--- START OF Materials provided ---

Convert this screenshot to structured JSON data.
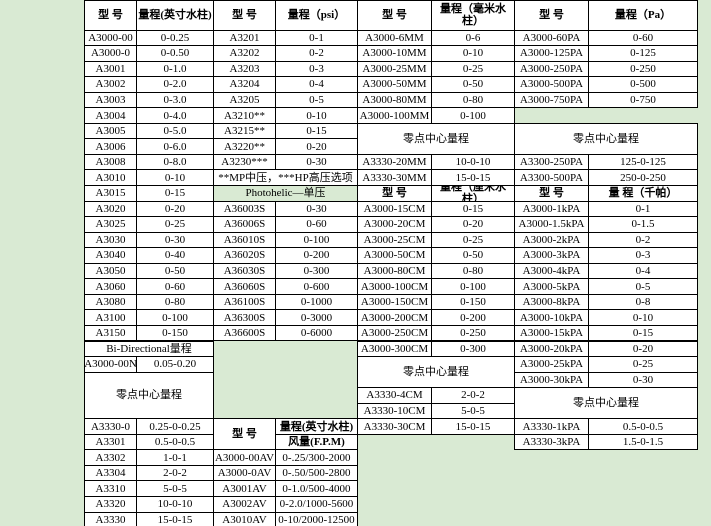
{
  "col1": {
    "header": [
      "型 号",
      "量程(英寸水柱)"
    ],
    "rows": [
      [
        "A3000-00",
        "0-0.25"
      ],
      [
        "A3000-0",
        "0-0.50"
      ],
      [
        "A3001",
        "0-1.0"
      ],
      [
        "A3002",
        "0-2.0"
      ],
      [
        "A3003",
        "0-3.0"
      ],
      [
        "A3004",
        "0-4.0"
      ],
      [
        "A3005",
        "0-5.0"
      ],
      [
        "A3006",
        "0-6.0"
      ],
      [
        "A3008",
        "0-8.0"
      ],
      [
        "A3010",
        "0-10"
      ],
      [
        "A3015",
        "0-15"
      ],
      [
        "A3020",
        "0-20"
      ],
      [
        "A3025",
        "0-25"
      ],
      [
        "A3030",
        "0-30"
      ],
      [
        "A3040",
        "0-40"
      ],
      [
        "A3050",
        "0-50"
      ],
      [
        "A3060",
        "0-60"
      ],
      [
        "A3080",
        "0-80"
      ],
      [
        "A3100",
        "0-100"
      ],
      [
        "A3150",
        "0-150"
      ]
    ],
    "bidirectional_title": "Bi-Directional量程",
    "bidirectional_rows": [
      [
        "A3000-00N",
        "0.05-0.20"
      ]
    ],
    "zero_center_title": "零点中心量程",
    "zero_center_rows": [
      [
        "A3330-0",
        "0.25-0-0.25"
      ],
      [
        "A3301",
        "0.5-0-0.5"
      ],
      [
        "A3302",
        "1-0-1"
      ],
      [
        "A3304",
        "2-0-2"
      ],
      [
        "A3310",
        "5-0-5"
      ],
      [
        "A3320",
        "10-0-10"
      ],
      [
        "A3330",
        "15-0-15"
      ]
    ]
  },
  "col2": {
    "header": [
      "型 号",
      "量程（psi）"
    ],
    "rows": [
      [
        "A3201",
        "0-1"
      ],
      [
        "A3202",
        "0-2"
      ],
      [
        "A3203",
        "0-3"
      ],
      [
        "A3204",
        "0-4"
      ],
      [
        "A3205",
        "0-5"
      ],
      [
        "A3210**",
        "0-10"
      ],
      [
        "A3215**",
        "0-15"
      ],
      [
        "A3220**",
        "0-20"
      ],
      [
        "A3230***",
        "0-30"
      ]
    ],
    "note": "**MP中压，***HP高压选项",
    "photohelic_title": "Photohelic—单压",
    "photohelic_rows": [
      [
        "A36003S",
        "0-30"
      ],
      [
        "A36006S",
        "0-60"
      ],
      [
        "A36010S",
        "0-100"
      ],
      [
        "A36020S",
        "0-200"
      ],
      [
        "A36030S",
        "0-300"
      ],
      [
        "A36060S",
        "0-600"
      ],
      [
        "A36100S",
        "0-1000"
      ],
      [
        "A36300S",
        "0-3000"
      ],
      [
        "A36600S",
        "0-6000"
      ]
    ],
    "airflow_header": [
      "型 号",
      "量程(英寸水柱)",
      "风量(F.P.M)"
    ],
    "airflow_rows": [
      [
        "A3000-00AV",
        "0-.25/300-2000"
      ],
      [
        "A3000-0AV",
        "0-.50/500-2800"
      ],
      [
        "A3001AV",
        "0-1.0/500-4000"
      ],
      [
        "A3002AV",
        "0-2.0/1000-5600"
      ],
      [
        "A3010AV",
        "0-10/2000-12500"
      ]
    ]
  },
  "col3": {
    "header": [
      "型 号",
      "量程（毫米水柱）"
    ],
    "rows": [
      [
        "A3000-6MM",
        "0-6"
      ],
      [
        "A3000-10MM",
        "0-10"
      ],
      [
        "A3000-25MM",
        "0-25"
      ],
      [
        "A3000-50MM",
        "0-50"
      ],
      [
        "A3000-80MM",
        "0-80"
      ],
      [
        "A3000-100MM",
        "0-100"
      ]
    ],
    "zero_center_title": "零点中心量程",
    "zero_center_rows": [
      [
        "A3330-20MM",
        "10-0-10"
      ],
      [
        "A3330-30MM",
        "15-0-15"
      ]
    ],
    "header2": [
      "型 号",
      "量程（厘米水柱）"
    ],
    "rows2": [
      [
        "A3000-15CM",
        "0-15"
      ],
      [
        "A3000-20CM",
        "0-20"
      ],
      [
        "A3000-25CM",
        "0-25"
      ],
      [
        "A3000-50CM",
        "0-50"
      ],
      [
        "A3000-80CM",
        "0-80"
      ],
      [
        "A3000-100CM",
        "0-100"
      ],
      [
        "A3000-150CM",
        "0-150"
      ],
      [
        "A3000-200CM",
        "0-200"
      ],
      [
        "A3000-250CM",
        "0-250"
      ],
      [
        "A3000-300CM",
        "0-300"
      ]
    ],
    "zero_center_title2": "零点中心量程",
    "zero_center_rows2": [
      [
        "A3330-4CM",
        "2-0-2"
      ],
      [
        "A3330-10CM",
        "5-0-5"
      ],
      [
        "A3330-30CM",
        "15-0-15"
      ]
    ]
  },
  "col4": {
    "header": [
      "型 号",
      "量程（Pa）"
    ],
    "rows": [
      [
        "A3000-60PA",
        "0-60"
      ],
      [
        "A3000-125PA",
        "0-125"
      ],
      [
        "A3000-250PA",
        "0-250"
      ],
      [
        "A3000-500PA",
        "0-500"
      ],
      [
        "A3000-750PA",
        "0-750"
      ]
    ],
    "zero_center_title": "零点中心量程",
    "zero_center_rows": [
      [
        "A3300-250PA",
        "125-0-125"
      ],
      [
        "A3300-500PA",
        "250-0-250"
      ]
    ],
    "header2": [
      "型 号",
      "量 程（千帕）"
    ],
    "rows2": [
      [
        "A3000-1kPA",
        "0-1"
      ],
      [
        "A3000-1.5kPA",
        "0-1.5"
      ],
      [
        "A3000-2kPA",
        "0-2"
      ],
      [
        "A3000-3kPA",
        "0-3"
      ],
      [
        "A3000-4kPA",
        "0-4"
      ],
      [
        "A3000-5kPA",
        "0-5"
      ],
      [
        "A3000-8kPA",
        "0-8"
      ],
      [
        "A3000-10kPA",
        "0-10"
      ],
      [
        "A3000-15kPA",
        "0-15"
      ],
      [
        "A3000-20kPA",
        "0-20"
      ],
      [
        "A3000-25kPA",
        "0-25"
      ],
      [
        "A3000-30kPA",
        "0-30"
      ]
    ],
    "zero_center_title2": "零点中心量程",
    "zero_center_rows2": [
      [
        "A3330-1kPA",
        "0.5-0-0.5"
      ],
      [
        "A3330-3kPA",
        "1.5-0-1.5"
      ]
    ]
  }
}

--- END OF Materials provided ---

The problem:
Without the pictures, extract every entry verbatim.

Response to the exercise:
Convert this screenshot to structured JSON data.
{
  "col1": {
    "header": [
      "型 号",
      "量程(英寸水柱)"
    ],
    "rows": [
      [
        "A3000-00",
        "0-0.25"
      ],
      [
        "A3000-0",
        "0-0.50"
      ],
      [
        "A3001",
        "0-1.0"
      ],
      [
        "A3002",
        "0-2.0"
      ],
      [
        "A3003",
        "0-3.0"
      ],
      [
        "A3004",
        "0-4.0"
      ],
      [
        "A3005",
        "0-5.0"
      ],
      [
        "A3006",
        "0-6.0"
      ],
      [
        "A3008",
        "0-8.0"
      ],
      [
        "A3010",
        "0-10"
      ],
      [
        "A3015",
        "0-15"
      ],
      [
        "A3020",
        "0-20"
      ],
      [
        "A3025",
        "0-25"
      ],
      [
        "A3030",
        "0-30"
      ],
      [
        "A3040",
        "0-40"
      ],
      [
        "A3050",
        "0-50"
      ],
      [
        "A3060",
        "0-60"
      ],
      [
        "A3080",
        "0-80"
      ],
      [
        "A3100",
        "0-100"
      ],
      [
        "A3150",
        "0-150"
      ]
    ],
    "bidirectional_title": "Bi-Directional量程",
    "bidirectional_rows": [
      [
        "A3000-00N",
        "0.05-0.20"
      ]
    ],
    "zero_center_title": "零点中心量程",
    "zero_center_rows": [
      [
        "A3330-0",
        "0.25-0-0.25"
      ],
      [
        "A3301",
        "0.5-0-0.5"
      ],
      [
        "A3302",
        "1-0-1"
      ],
      [
        "A3304",
        "2-0-2"
      ],
      [
        "A3310",
        "5-0-5"
      ],
      [
        "A3320",
        "10-0-10"
      ],
      [
        "A3330",
        "15-0-15"
      ]
    ]
  },
  "col2": {
    "header": [
      "型 号",
      "量程（psi）"
    ],
    "rows": [
      [
        "A3201",
        "0-1"
      ],
      [
        "A3202",
        "0-2"
      ],
      [
        "A3203",
        "0-3"
      ],
      [
        "A3204",
        "0-4"
      ],
      [
        "A3205",
        "0-5"
      ],
      [
        "A3210**",
        "0-10"
      ],
      [
        "A3215**",
        "0-15"
      ],
      [
        "A3220**",
        "0-20"
      ],
      [
        "A3230***",
        "0-30"
      ]
    ],
    "note": "**MP中压，***HP高压选项",
    "photohelic_title": "Photohelic—单压",
    "photohelic_rows": [
      [
        "A36003S",
        "0-30"
      ],
      [
        "A36006S",
        "0-60"
      ],
      [
        "A36010S",
        "0-100"
      ],
      [
        "A36020S",
        "0-200"
      ],
      [
        "A36030S",
        "0-300"
      ],
      [
        "A36060S",
        "0-600"
      ],
      [
        "A36100S",
        "0-1000"
      ],
      [
        "A36300S",
        "0-3000"
      ],
      [
        "A36600S",
        "0-6000"
      ]
    ],
    "airflow_header": [
      "型 号",
      "量程(英寸水柱)",
      "风量(F.P.M)"
    ],
    "airflow_rows": [
      [
        "A3000-00AV",
        "0-.25/300-2000"
      ],
      [
        "A3000-0AV",
        "0-.50/500-2800"
      ],
      [
        "A3001AV",
        "0-1.0/500-4000"
      ],
      [
        "A3002AV",
        "0-2.0/1000-5600"
      ],
      [
        "A3010AV",
        "0-10/2000-12500"
      ]
    ]
  },
  "col3": {
    "header": [
      "型 号",
      "量程（毫米水柱）"
    ],
    "rows": [
      [
        "A3000-6MM",
        "0-6"
      ],
      [
        "A3000-10MM",
        "0-10"
      ],
      [
        "A3000-25MM",
        "0-25"
      ],
      [
        "A3000-50MM",
        "0-50"
      ],
      [
        "A3000-80MM",
        "0-80"
      ],
      [
        "A3000-100MM",
        "0-100"
      ]
    ],
    "zero_center_title": "零点中心量程",
    "zero_center_rows": [
      [
        "A3330-20MM",
        "10-0-10"
      ],
      [
        "A3330-30MM",
        "15-0-15"
      ]
    ],
    "header2": [
      "型 号",
      "量程（厘米水柱）"
    ],
    "rows2": [
      [
        "A3000-15CM",
        "0-15"
      ],
      [
        "A3000-20CM",
        "0-20"
      ],
      [
        "A3000-25CM",
        "0-25"
      ],
      [
        "A3000-50CM",
        "0-50"
      ],
      [
        "A3000-80CM",
        "0-80"
      ],
      [
        "A3000-100CM",
        "0-100"
      ],
      [
        "A3000-150CM",
        "0-150"
      ],
      [
        "A3000-200CM",
        "0-200"
      ],
      [
        "A3000-250CM",
        "0-250"
      ],
      [
        "A3000-300CM",
        "0-300"
      ]
    ],
    "zero_center_title2": "零点中心量程",
    "zero_center_rows2": [
      [
        "A3330-4CM",
        "2-0-2"
      ],
      [
        "A3330-10CM",
        "5-0-5"
      ],
      [
        "A3330-30CM",
        "15-0-15"
      ]
    ]
  },
  "col4": {
    "header": [
      "型 号",
      "量程（Pa）"
    ],
    "rows": [
      [
        "A3000-60PA",
        "0-60"
      ],
      [
        "A3000-125PA",
        "0-125"
      ],
      [
        "A3000-250PA",
        "0-250"
      ],
      [
        "A3000-500PA",
        "0-500"
      ],
      [
        "A3000-750PA",
        "0-750"
      ]
    ],
    "zero_center_title": "零点中心量程",
    "zero_center_rows": [
      [
        "A3300-250PA",
        "125-0-125"
      ],
      [
        "A3300-500PA",
        "250-0-250"
      ]
    ],
    "header2": [
      "型 号",
      "量 程（千帕）"
    ],
    "rows2": [
      [
        "A3000-1kPA",
        "0-1"
      ],
      [
        "A3000-1.5kPA",
        "0-1.5"
      ],
      [
        "A3000-2kPA",
        "0-2"
      ],
      [
        "A3000-3kPA",
        "0-3"
      ],
      [
        "A3000-4kPA",
        "0-4"
      ],
      [
        "A3000-5kPA",
        "0-5"
      ],
      [
        "A3000-8kPA",
        "0-8"
      ],
      [
        "A3000-10kPA",
        "0-10"
      ],
      [
        "A3000-15kPA",
        "0-15"
      ],
      [
        "A3000-20kPA",
        "0-20"
      ],
      [
        "A3000-25kPA",
        "0-25"
      ],
      [
        "A3000-30kPA",
        "0-30"
      ]
    ],
    "zero_center_title2": "零点中心量程",
    "zero_center_rows2": [
      [
        "A3330-1kPA",
        "0.5-0-0.5"
      ],
      [
        "A3330-3kPA",
        "1.5-0-1.5"
      ]
    ]
  }
}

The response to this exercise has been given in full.